# Requirement:
Could you write out every entry exactly as it stands?

═══ Dataset excerpts

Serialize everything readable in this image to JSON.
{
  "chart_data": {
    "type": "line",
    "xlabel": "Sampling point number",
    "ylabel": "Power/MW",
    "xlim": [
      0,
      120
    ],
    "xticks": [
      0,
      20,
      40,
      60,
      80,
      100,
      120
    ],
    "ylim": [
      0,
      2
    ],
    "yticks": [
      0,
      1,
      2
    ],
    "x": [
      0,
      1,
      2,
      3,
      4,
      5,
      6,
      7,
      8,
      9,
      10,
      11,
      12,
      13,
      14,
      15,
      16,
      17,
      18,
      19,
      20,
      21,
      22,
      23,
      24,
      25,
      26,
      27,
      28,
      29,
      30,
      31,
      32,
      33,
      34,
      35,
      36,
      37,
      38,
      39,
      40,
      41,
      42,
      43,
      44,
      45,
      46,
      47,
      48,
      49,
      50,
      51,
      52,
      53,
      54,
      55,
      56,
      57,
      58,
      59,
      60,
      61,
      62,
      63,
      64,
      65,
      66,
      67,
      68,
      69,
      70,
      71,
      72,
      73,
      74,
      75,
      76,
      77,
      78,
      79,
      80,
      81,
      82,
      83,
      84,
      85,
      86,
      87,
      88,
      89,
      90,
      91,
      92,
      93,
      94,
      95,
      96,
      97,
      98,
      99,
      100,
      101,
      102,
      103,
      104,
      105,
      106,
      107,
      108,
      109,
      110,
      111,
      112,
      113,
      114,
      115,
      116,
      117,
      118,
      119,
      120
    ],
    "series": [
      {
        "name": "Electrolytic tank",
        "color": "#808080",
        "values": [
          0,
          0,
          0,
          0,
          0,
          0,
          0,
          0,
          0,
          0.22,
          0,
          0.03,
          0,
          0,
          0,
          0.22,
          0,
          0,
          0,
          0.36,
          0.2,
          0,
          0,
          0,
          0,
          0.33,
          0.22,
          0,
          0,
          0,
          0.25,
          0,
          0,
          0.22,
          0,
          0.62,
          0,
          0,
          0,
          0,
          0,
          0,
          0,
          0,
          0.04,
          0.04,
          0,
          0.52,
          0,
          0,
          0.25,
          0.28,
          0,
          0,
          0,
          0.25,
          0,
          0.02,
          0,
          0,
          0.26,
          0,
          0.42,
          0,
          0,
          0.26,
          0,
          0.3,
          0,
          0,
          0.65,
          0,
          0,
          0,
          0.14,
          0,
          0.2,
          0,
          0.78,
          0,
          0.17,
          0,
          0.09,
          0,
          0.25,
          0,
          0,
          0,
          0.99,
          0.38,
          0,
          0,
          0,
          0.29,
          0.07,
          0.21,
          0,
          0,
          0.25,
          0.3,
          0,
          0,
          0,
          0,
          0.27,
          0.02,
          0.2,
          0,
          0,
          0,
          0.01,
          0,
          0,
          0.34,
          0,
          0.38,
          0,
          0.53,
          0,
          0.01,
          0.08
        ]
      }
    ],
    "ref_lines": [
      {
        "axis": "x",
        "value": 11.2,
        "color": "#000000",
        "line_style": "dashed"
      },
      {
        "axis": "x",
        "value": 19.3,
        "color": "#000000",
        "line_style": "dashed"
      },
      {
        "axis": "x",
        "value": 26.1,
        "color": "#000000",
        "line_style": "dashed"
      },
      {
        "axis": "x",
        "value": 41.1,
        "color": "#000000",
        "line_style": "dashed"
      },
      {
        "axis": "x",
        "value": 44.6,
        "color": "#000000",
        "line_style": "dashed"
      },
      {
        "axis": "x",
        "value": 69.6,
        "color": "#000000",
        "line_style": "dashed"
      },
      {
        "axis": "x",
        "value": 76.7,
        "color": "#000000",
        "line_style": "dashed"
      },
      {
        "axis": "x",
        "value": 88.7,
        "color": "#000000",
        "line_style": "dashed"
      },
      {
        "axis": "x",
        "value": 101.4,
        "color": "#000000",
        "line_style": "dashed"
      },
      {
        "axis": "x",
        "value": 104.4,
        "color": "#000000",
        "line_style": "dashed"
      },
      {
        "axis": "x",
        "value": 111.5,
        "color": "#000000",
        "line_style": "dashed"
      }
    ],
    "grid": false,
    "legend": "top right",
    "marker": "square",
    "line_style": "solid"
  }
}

══════

# Task output:
Serialize everything readable in this image to JSON.
{
  "chart_data": {
    "type": "line",
    "xlabel": "Sampling point number",
    "ylabel": "Power/MW",
    "xlim": [
      0,
      120
    ],
    "xticks": [
      0,
      20,
      40,
      60,
      80,
      100,
      120
    ],
    "ylim": [
      0,
      2
    ],
    "yticks": [
      0,
      1,
      2
    ],
    "x": [
      0,
      1,
      2,
      3,
      4,
      5,
      6,
      7,
      8,
      9,
      10,
      11,
      12,
      13,
      14,
      15,
      16,
      17,
      18,
      19,
      20,
      21,
      22,
      23,
      24,
      25,
      26,
      27,
      28,
      29,
      30,
      31,
      32,
      33,
      34,
      35,
      36,
      37,
      38,
      39,
      40,
      41,
      42,
      43,
      44,
      45,
      46,
      47,
      48,
      49,
      50,
      51,
      52,
      53,
      54,
      55,
      56,
      57,
      58,
      59,
      60,
      61,
      62,
      63,
      64,
      65,
      66,
      67,
      68,
      69,
      70,
      71,
      72,
      73,
      74,
      75,
      76,
      77,
      78,
      79,
      80,
      81,
      82,
      83,
      84,
      85,
      86,
      87,
      88,
      89,
      90,
      91,
      92,
      93,
      94,
      95,
      96,
      97,
      98,
      99,
      100,
      101,
      102,
      103,
      104,
      105,
      106,
      107,
      108,
      109,
      110,
      111,
      112,
      113,
      114,
      115,
      116,
      117,
      118,
      119,
      120
    ],
    "series": [
      {
        "name": "Electrolytic tank",
        "color": "#808080",
        "values": [
          0,
          0,
          0,
          0,
          0,
          0,
          0,
          0,
          0,
          0.22,
          0,
          0.03,
          0,
          0,
          0,
          0.22,
          0,
          0,
          0,
          0.36,
          0.2,
          0,
          0,
          0,
          0,
          0.33,
          0.22,
          0,
          0,
          0,
          0.25,
          0,
          0,
          0.22,
          0,
          0.62,
          0,
          0,
          0,
          0,
          0,
          0,
          0,
          0,
          0.04,
          0.04,
          0,
          0.52,
          0,
          0,
          0.25,
          0.28,
          0,
          0,
          0,
          0.25,
          0,
          0.02,
          0,
          0,
          0.26,
          0,
          0.42,
          0,
          0,
          0.26,
          0,
          0.3,
          0,
          0,
          0.65,
          0,
          0,
          0,
          0.14,
          0,
          0.2,
          0,
          0.78,
          0,
          0.17,
          0,
          0.09,
          0,
          0.25,
          0,
          0,
          0,
          0.99,
          0.38,
          0,
          0,
          0,
          0.29,
          0.07,
          0.21,
          0,
          0,
          0.25,
          0.3,
          0,
          0,
          0,
          0,
          0.27,
          0.02,
          0.2,
          0,
          0,
          0,
          0.01,
          0,
          0,
          0.34,
          0,
          0.38,
          0,
          0.53,
          0,
          0.01,
          0.08
        ]
      }
    ],
    "ref_lines": [
      {
        "axis": "x",
        "value": 11.2,
        "color": "#000000",
        "line_style": "dashed"
      },
      {
        "axis": "x",
        "value": 19.3,
        "color": "#000000",
        "line_style": "dashed"
      },
      {
        "axis": "x",
        "value": 26.1,
        "color": "#000000",
        "line_style": "dashed"
      },
      {
        "axis": "x",
        "value": 41.1,
        "color": "#000000",
        "line_style": "dashed"
      },
      {
        "axis": "x",
        "value": 44.6,
        "color": "#000000",
        "line_style": "dashed"
      },
      {
        "axis": "x",
        "value": 69.6,
        "color": "#000000",
        "line_style": "dashed"
      },
      {
        "axis": "x",
        "value": 76.7,
        "color": "#000000",
        "line_style": "dashed"
      },
      {
        "axis": "x",
        "value": 88.7,
        "color": "#000000",
        "line_style": "dashed"
      },
      {
        "axis": "x",
        "value": 101.4,
        "color": "#000000",
        "line_style": "dashed"
      },
      {
        "axis": "x",
        "value": 104.4,
        "color": "#000000",
        "line_style": "dashed"
      },
      {
        "axis": "x",
        "value": 111.5,
        "color": "#000000",
        "line_style": "dashed"
      }
    ],
    "grid": false,
    "legend": "top right",
    "marker": "square",
    "line_style": "solid"
  }
}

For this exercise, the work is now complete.